━━ INPUT MATERIAL ━━

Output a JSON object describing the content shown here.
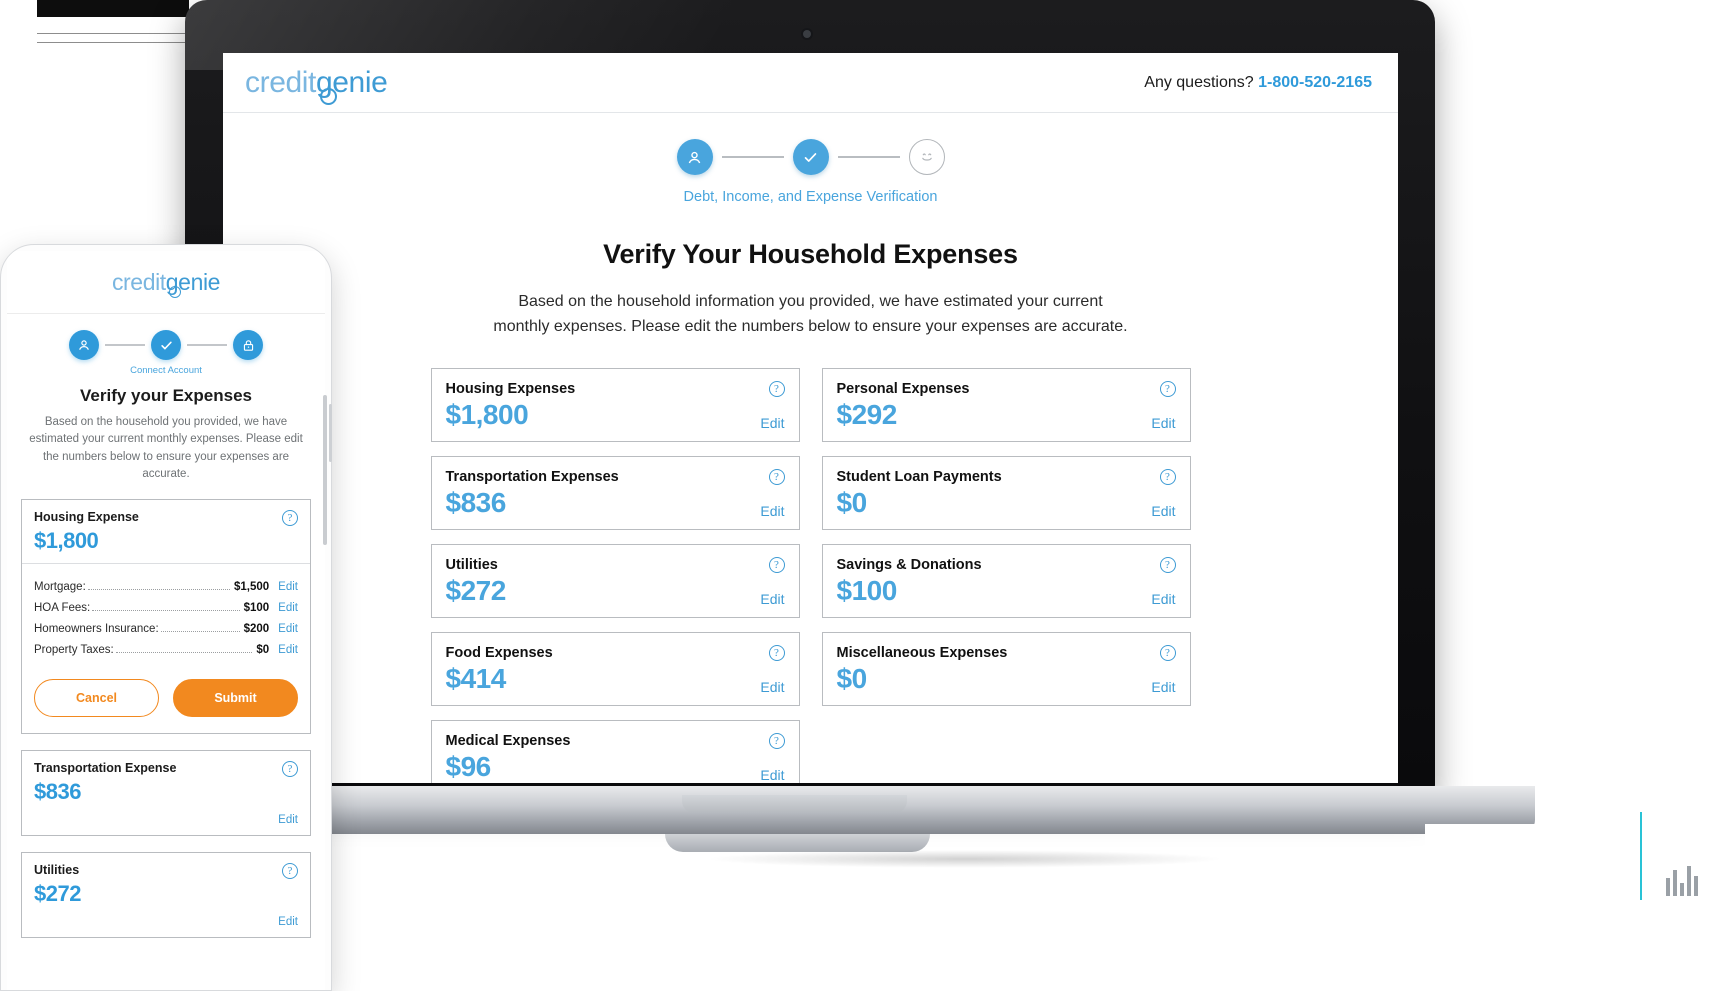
{
  "brand": {
    "logo_first": "credit",
    "logo_second": "genie",
    "accent_blue": "#49a5dd",
    "accent_orange": "#f2891f"
  },
  "desktop": {
    "header": {
      "help_label": "Any questions?",
      "phone": "1-800-520-2165"
    },
    "stepper": {
      "label": "Debt, Income, and Expense Verification",
      "steps": [
        {
          "icon": "person-icon",
          "state": "active"
        },
        {
          "icon": "check-icon",
          "state": "active"
        },
        {
          "icon": "smiley-icon",
          "state": "idle"
        }
      ]
    },
    "title": "Verify Your Household Expenses",
    "subtitle": "Based on the household information you provided, we have estimated your current monthly expenses. Please edit the numbers below to ensure your expenses are accurate.",
    "help_icon": "question-icon",
    "edit_label": "Edit",
    "cards": [
      {
        "title": "Housing Expenses",
        "amount": "$1,800"
      },
      {
        "title": "Personal Expenses",
        "amount": "$292"
      },
      {
        "title": "Transportation Expenses",
        "amount": "$836"
      },
      {
        "title": "Student Loan Payments",
        "amount": "$0"
      },
      {
        "title": "Utilities",
        "amount": "$272"
      },
      {
        "title": "Savings & Donations",
        "amount": "$100"
      },
      {
        "title": "Food Expenses",
        "amount": "$414"
      },
      {
        "title": "Miscellaneous Expenses",
        "amount": "$0"
      },
      {
        "title": "Medical Expenses",
        "amount": "$96"
      }
    ]
  },
  "mobile": {
    "stepper": {
      "label": "Connect Account",
      "steps": [
        {
          "icon": "person-icon",
          "state": "active"
        },
        {
          "icon": "check-icon",
          "state": "active"
        },
        {
          "icon": "lock-icon",
          "state": "active"
        }
      ]
    },
    "title": "Verify your Expenses",
    "subtitle": "Based on the household you provided, we have estimated your current monthly expenses. Please edit the numbers below to ensure your expenses are accurate.",
    "edit_label": "Edit",
    "housing": {
      "title": "Housing Expense",
      "amount": "$1,800",
      "lines": [
        {
          "label": "Mortgage:",
          "value": "$1,500"
        },
        {
          "label": "HOA Fees:",
          "value": "$100"
        },
        {
          "label": "Homeowners Insurance:",
          "value": "$200"
        },
        {
          "label": "Property Taxes:",
          "value": "$0"
        }
      ],
      "cancel_label": "Cancel",
      "submit_label": "Submit"
    },
    "cards": [
      {
        "title": "Transportation Expense",
        "amount": "$836"
      },
      {
        "title": "Utilities",
        "amount": "$272"
      }
    ]
  }
}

━━━

- _TASK BRIEF_
Reproduce each line of the records exactly, and omit every picture.

- _THE COMPLETED TASK_
Output a JSON object describing the content shown here.
{
  "brand": {
    "logo_first": "credit",
    "logo_second": "genie",
    "accent_blue": "#49a5dd",
    "accent_orange": "#f2891f"
  },
  "desktop": {
    "header": {
      "help_label": "Any questions?",
      "phone": "1-800-520-2165"
    },
    "stepper": {
      "label": "Debt, Income, and Expense Verification",
      "steps": [
        {
          "icon": "person-icon",
          "state": "active"
        },
        {
          "icon": "check-icon",
          "state": "active"
        },
        {
          "icon": "smiley-icon",
          "state": "idle"
        }
      ]
    },
    "title": "Verify Your Household Expenses",
    "subtitle": "Based on the household information you provided, we have estimated your current monthly expenses. Please edit the numbers below to ensure your expenses are accurate.",
    "help_icon": "question-icon",
    "edit_label": "Edit",
    "cards": [
      {
        "title": "Housing Expenses",
        "amount": "$1,800"
      },
      {
        "title": "Personal Expenses",
        "amount": "$292"
      },
      {
        "title": "Transportation Expenses",
        "amount": "$836"
      },
      {
        "title": "Student Loan Payments",
        "amount": "$0"
      },
      {
        "title": "Utilities",
        "amount": "$272"
      },
      {
        "title": "Savings & Donations",
        "amount": "$100"
      },
      {
        "title": "Food Expenses",
        "amount": "$414"
      },
      {
        "title": "Miscellaneous Expenses",
        "amount": "$0"
      },
      {
        "title": "Medical Expenses",
        "amount": "$96"
      }
    ]
  },
  "mobile": {
    "stepper": {
      "label": "Connect Account",
      "steps": [
        {
          "icon": "person-icon",
          "state": "active"
        },
        {
          "icon": "check-icon",
          "state": "active"
        },
        {
          "icon": "lock-icon",
          "state": "active"
        }
      ]
    },
    "title": "Verify your Expenses",
    "subtitle": "Based on the household you provided, we have estimated your current monthly expenses. Please edit the numbers below to ensure your expenses are accurate.",
    "edit_label": "Edit",
    "housing": {
      "title": "Housing Expense",
      "amount": "$1,800",
      "lines": [
        {
          "label": "Mortgage:",
          "value": "$1,500"
        },
        {
          "label": "HOA Fees:",
          "value": "$100"
        },
        {
          "label": "Homeowners Insurance:",
          "value": "$200"
        },
        {
          "label": "Property Taxes:",
          "value": "$0"
        }
      ],
      "cancel_label": "Cancel",
      "submit_label": "Submit"
    },
    "cards": [
      {
        "title": "Transportation Expense",
        "amount": "$836"
      },
      {
        "title": "Utilities",
        "amount": "$272"
      }
    ]
  }
}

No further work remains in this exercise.